- **WHAT YOU NEED TO DO**
Return the lines where the word "医学实验基本操作技能" occurs.

[Raw records]

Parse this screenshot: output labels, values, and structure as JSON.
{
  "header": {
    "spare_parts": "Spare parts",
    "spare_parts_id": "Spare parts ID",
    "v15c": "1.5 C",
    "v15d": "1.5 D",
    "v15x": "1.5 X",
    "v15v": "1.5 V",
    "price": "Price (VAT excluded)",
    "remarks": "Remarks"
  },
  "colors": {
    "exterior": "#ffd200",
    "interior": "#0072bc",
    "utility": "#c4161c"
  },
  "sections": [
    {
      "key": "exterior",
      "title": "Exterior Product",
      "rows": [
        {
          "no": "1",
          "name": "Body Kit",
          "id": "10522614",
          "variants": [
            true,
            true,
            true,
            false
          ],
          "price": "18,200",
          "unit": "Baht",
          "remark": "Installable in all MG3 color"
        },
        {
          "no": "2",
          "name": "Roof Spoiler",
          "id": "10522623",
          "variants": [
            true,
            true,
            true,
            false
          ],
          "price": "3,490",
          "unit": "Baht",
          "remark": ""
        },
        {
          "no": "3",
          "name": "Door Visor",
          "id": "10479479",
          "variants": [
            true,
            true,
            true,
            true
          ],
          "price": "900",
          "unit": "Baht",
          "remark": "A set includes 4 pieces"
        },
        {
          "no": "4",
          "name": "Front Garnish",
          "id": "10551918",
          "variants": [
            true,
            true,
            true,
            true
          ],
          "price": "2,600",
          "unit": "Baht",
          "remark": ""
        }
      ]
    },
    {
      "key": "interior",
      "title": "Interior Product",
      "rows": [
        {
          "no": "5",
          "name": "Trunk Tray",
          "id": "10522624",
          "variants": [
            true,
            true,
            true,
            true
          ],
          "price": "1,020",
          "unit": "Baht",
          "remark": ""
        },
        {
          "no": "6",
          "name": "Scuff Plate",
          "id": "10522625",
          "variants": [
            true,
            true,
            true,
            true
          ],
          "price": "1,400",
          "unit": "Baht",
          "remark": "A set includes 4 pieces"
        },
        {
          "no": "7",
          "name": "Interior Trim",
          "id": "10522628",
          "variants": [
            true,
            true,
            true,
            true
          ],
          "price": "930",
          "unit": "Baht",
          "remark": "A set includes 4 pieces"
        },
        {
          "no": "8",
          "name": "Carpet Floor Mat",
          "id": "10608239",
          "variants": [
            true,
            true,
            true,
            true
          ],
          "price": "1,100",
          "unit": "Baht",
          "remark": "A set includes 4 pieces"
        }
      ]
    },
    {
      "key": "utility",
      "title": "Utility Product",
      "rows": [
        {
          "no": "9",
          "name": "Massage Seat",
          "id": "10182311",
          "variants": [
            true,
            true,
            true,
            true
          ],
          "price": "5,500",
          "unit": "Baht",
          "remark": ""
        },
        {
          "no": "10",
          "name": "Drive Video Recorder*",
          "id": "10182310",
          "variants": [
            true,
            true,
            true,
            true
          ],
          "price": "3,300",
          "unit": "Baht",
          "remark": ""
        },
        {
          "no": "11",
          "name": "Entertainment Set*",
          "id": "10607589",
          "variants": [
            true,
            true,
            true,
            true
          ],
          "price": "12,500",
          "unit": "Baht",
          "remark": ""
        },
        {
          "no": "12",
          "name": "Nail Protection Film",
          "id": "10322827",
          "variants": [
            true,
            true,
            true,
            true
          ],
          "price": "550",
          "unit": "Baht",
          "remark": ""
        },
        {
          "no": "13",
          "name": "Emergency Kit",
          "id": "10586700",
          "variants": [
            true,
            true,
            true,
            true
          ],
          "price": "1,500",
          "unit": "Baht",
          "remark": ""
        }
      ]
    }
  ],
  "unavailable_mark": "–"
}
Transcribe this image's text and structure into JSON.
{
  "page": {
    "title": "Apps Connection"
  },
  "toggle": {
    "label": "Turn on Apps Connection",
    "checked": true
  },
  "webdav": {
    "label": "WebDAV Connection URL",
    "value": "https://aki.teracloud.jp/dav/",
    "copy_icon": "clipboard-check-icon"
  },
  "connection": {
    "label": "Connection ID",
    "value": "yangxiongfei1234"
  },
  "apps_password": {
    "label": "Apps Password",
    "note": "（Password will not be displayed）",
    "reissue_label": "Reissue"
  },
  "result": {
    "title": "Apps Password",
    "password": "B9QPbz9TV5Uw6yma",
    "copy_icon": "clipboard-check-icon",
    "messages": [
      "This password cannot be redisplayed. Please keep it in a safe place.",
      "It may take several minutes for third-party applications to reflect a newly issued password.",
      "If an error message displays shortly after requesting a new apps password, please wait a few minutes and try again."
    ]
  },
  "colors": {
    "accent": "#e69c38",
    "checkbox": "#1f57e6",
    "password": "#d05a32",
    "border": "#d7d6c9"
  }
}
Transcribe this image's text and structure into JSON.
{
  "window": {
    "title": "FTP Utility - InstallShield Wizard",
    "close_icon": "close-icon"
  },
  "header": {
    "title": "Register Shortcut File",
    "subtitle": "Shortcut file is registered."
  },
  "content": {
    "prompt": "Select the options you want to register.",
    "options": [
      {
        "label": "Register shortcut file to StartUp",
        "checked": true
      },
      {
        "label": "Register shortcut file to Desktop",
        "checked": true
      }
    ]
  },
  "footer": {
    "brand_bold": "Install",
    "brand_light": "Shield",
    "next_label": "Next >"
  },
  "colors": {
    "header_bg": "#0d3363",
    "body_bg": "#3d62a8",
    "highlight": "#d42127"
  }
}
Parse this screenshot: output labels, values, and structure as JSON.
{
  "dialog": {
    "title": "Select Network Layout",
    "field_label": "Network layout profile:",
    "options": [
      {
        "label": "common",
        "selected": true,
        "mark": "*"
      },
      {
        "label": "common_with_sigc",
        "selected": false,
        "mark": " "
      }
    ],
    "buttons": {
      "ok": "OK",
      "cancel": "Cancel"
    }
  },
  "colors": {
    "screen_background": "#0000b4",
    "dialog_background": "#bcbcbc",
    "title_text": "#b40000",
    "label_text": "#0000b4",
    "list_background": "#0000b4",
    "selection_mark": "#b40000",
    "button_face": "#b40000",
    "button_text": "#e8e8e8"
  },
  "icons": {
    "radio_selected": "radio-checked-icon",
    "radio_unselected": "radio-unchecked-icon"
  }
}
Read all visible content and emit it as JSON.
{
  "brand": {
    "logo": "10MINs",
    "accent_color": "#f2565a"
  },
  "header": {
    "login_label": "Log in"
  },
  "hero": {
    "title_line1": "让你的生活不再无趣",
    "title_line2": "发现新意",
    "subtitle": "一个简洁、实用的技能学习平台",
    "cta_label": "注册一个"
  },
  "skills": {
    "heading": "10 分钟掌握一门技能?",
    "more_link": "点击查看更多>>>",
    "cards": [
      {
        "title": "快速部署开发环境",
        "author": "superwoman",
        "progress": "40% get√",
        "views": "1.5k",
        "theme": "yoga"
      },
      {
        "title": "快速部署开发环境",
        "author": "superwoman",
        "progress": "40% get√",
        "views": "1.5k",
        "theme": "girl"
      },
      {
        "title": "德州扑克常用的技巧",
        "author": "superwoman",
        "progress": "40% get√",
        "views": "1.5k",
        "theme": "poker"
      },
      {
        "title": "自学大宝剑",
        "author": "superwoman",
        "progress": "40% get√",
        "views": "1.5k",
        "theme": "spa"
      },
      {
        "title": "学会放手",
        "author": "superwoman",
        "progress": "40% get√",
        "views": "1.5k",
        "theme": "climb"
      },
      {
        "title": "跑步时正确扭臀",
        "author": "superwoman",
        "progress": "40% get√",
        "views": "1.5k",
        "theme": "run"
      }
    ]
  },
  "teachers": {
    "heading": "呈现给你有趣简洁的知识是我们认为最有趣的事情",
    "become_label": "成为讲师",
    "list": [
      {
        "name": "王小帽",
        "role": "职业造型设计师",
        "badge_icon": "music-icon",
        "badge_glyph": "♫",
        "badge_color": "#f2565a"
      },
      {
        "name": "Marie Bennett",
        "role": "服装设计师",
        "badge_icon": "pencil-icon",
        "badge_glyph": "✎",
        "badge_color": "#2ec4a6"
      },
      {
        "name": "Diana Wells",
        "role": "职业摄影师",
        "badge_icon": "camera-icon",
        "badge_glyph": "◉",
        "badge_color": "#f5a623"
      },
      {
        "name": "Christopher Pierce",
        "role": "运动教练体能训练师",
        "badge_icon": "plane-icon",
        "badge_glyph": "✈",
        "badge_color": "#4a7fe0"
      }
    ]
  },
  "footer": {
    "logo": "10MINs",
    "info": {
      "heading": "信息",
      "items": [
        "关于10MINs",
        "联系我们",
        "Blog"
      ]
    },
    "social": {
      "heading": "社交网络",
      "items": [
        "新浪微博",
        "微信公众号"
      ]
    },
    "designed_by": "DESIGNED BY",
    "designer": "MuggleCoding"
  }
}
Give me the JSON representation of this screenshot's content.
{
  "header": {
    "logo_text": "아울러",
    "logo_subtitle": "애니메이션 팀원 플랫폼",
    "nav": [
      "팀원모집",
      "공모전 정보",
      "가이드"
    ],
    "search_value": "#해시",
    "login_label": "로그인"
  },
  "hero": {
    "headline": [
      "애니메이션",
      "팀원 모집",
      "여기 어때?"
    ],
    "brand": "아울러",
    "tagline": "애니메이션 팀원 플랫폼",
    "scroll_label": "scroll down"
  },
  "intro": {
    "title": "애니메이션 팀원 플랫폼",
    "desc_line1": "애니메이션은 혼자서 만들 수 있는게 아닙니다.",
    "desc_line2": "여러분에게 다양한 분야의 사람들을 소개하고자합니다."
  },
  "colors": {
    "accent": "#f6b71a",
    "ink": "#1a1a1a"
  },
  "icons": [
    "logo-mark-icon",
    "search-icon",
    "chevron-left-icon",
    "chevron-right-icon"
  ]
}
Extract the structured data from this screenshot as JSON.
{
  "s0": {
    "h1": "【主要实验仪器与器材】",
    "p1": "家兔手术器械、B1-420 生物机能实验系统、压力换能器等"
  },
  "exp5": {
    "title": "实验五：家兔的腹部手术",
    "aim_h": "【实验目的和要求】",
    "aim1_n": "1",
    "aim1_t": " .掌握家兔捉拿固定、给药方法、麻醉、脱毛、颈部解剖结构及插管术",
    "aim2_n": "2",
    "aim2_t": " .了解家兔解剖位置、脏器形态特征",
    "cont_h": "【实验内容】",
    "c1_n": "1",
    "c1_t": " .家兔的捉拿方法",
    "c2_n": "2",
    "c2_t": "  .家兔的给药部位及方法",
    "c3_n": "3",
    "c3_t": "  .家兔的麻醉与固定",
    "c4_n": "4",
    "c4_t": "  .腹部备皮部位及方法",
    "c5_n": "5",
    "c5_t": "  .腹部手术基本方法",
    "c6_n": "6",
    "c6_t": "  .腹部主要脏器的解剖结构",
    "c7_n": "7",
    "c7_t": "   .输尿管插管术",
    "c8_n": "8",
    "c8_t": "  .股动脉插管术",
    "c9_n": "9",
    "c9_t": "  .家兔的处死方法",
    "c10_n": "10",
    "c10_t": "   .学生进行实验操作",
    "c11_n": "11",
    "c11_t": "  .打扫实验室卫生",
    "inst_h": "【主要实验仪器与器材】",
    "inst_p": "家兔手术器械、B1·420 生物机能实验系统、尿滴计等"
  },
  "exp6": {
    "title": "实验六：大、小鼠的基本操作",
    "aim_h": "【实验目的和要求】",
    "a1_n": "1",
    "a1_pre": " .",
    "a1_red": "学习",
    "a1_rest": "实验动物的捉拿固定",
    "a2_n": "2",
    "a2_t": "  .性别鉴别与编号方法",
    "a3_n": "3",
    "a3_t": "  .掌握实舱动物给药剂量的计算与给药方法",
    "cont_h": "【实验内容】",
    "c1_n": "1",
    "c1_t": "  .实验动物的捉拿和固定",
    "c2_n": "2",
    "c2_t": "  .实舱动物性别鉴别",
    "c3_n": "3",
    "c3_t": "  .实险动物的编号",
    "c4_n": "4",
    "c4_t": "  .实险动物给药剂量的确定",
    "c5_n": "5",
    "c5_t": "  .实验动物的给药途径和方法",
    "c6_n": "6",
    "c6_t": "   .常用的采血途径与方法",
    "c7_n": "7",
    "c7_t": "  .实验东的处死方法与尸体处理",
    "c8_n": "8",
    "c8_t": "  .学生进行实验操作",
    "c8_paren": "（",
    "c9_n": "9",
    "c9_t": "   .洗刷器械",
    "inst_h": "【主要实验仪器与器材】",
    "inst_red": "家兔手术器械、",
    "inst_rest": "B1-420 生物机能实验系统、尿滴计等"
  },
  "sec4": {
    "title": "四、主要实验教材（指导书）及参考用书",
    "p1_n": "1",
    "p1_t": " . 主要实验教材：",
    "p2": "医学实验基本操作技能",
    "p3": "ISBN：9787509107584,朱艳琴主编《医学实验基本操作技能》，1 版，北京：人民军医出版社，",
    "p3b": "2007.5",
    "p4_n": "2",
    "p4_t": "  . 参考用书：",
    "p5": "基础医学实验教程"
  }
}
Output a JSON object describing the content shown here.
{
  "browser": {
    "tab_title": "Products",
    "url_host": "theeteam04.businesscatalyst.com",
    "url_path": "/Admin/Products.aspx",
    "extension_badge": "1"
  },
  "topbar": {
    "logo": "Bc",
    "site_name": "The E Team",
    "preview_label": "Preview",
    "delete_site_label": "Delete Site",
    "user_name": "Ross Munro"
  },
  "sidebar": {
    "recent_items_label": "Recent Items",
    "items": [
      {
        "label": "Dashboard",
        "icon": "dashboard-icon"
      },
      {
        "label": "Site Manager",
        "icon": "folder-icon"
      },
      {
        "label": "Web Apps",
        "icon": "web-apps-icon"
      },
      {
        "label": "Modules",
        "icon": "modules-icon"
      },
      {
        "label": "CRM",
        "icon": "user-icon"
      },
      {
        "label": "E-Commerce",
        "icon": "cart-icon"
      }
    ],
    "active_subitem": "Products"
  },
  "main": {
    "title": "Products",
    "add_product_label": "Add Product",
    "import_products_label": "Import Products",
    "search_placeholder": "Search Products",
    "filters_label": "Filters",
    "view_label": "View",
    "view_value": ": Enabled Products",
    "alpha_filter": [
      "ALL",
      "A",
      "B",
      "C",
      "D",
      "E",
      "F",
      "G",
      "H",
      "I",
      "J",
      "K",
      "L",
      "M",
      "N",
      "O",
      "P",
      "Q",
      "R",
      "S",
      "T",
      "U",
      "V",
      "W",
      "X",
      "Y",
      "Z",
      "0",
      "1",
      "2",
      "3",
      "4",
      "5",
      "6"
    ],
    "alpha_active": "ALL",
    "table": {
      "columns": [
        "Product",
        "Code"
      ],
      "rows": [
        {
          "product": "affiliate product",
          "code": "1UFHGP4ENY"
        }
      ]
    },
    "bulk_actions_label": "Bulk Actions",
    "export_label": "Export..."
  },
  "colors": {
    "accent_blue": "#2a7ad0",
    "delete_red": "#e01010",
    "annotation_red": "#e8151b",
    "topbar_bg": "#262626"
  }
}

- **RESULT OF THE TASK**
    "p2": "医学实验基本操作技能",
    "p3": "ISBN：9787509107584,朱艳琴主编《医学实验基本操作技能》，1 版，北京：人民军医出版社，",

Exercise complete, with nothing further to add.